**What you have to do:**
Return each line of the data below exactly, omitting any pictures.
*** Data entries
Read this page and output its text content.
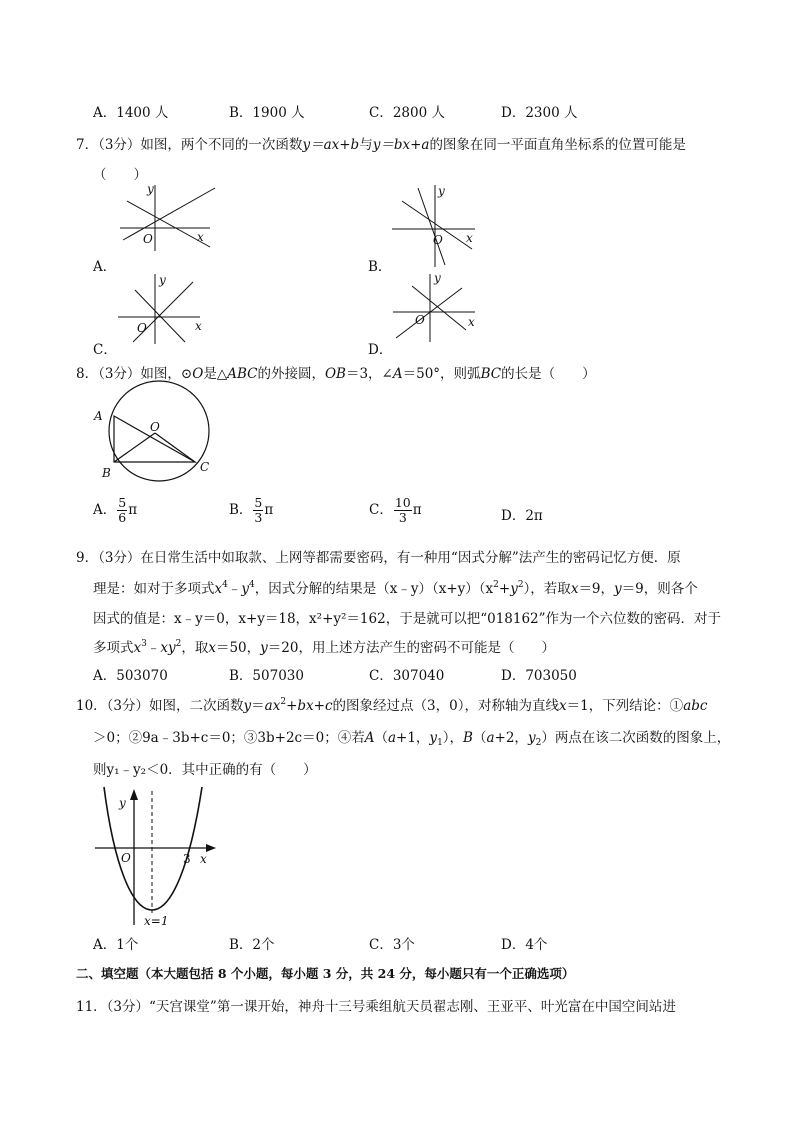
A．1400 人	B．1900 人	C．2800 人	D．2300 人
7．（3分）如图，两个不同的一次函数y＝ax+b与y＝bx+a的图象在同一平面直角坐标系的位置可能是
（　　）
A．	B．
C．	D．
y
x
O
y
x
O
y
x
O
y
x
O
8．（3分）如图，⊙O是△ABC的外接圆，OB＝3，∠A＝50°，则弧BC的长是（　　）
A
B	C
O
A． $\frac{5}{6}$ π	B． $\frac{5}{3}$ π	C． $\frac{10}{3}$ π	D．2π
9．（3分）在日常生活中如取款、上网等都需要密码，有一种用“因式分解”法产生的密码记忆方便．原
理是：如对于多项式$x^4﹣y^4$，因式分解的结果是$(x﹣y)(x+y)(x^2+y^2)$，若取x＝9，y＝9，则各个
因式的值是：x﹣y＝0，x+y＝18，x²+y²＝162，于是就可以把“018162”作为一个六位数的密码．对于
多项式$x^3﹣xy^2$，取x＝50，y＝20，用上述方法产生的密码不可能是（　　）
A．503070	B．507030	C．307040	D．703050
10．（3分）如图，二次函数$y=ax^2+bx+c$的图象经过点（3，0），对称轴为直线x＝1，下列结论：①abc
＞0；②9a﹣3b+c＝0；③3b+2c＝0；④若A（a+1，$y_1$），B（a+2，$y_2$）两点在该二次函数的图象上，
则y₁﹣y₂＜0．其中正确的有（　　）
y
x
O	3
x=1
A．1个	B．2个	C．3个	D．4个
二、填空题（本大题包括 8 个小题，每小题 3 分，共 24 分，每小题只有一个正确选项）
11．（3分）“天宫课堂”第一课开始，神舟十三号乘组航天员翟志刚、王亚平、叶光富在中国空间站进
******
**Solution to this exercise:**
Read this page and output its text content.
A．1400 人	B．1900 人	C．2800 人	D．2300 人
7．（3分）如图，两个不同的一次函数y＝ax+b与y＝bx+a的图象在同一平面直角坐标系的位置可能是
（　　）
A．	B．
C．	D．
y
x
O
y
x
O
y
x
O
y
x
O
8．（3分）如图，⊙O是△ABC的外接圆，OB＝3，∠A＝50°，则弧BC的长是（　　）
A
B	C
O
A． $\frac{5}{6}$ π	B． $\frac{5}{3}$ π	C． $\frac{10}{3}$ π	D．2π
9．（3分）在日常生活中如取款、上网等都需要密码，有一种用“因式分解”法产生的密码记忆方便．原
理是：如对于多项式$x^4﹣y^4$，因式分解的结果是$(x﹣y)(x+y)(x^2+y^2)$，若取x＝9，y＝9，则各个
因式的值是：x﹣y＝0，x+y＝18，x²+y²＝162，于是就可以把“018162”作为一个六位数的密码．对于
多项式$x^3﹣xy^2$，取x＝50，y＝20，用上述方法产生的密码不可能是（　　）
A．503070	B．507030	C．307040	D．703050
10．（3分）如图，二次函数$y=ax^2+bx+c$的图象经过点（3，0），对称轴为直线x＝1，下列结论：①abc
＞0；②9a﹣3b+c＝0；③3b+2c＝0；④若A（a+1，$y_1$），B（a+2，$y_2$）两点在该二次函数的图象上，
则y₁﹣y₂＜0．其中正确的有（　　）
y
x
O	3
x=1
A．1个	B．2个	C．3个	D．4个
二、填空题（本大题包括 8 个小题，每小题 3 分，共 24 分，每小题只有一个正确选项）
11．（3分）“天宫课堂”第一课开始，神舟十三号乘组航天员翟志刚、王亚平、叶光富在中国空间站进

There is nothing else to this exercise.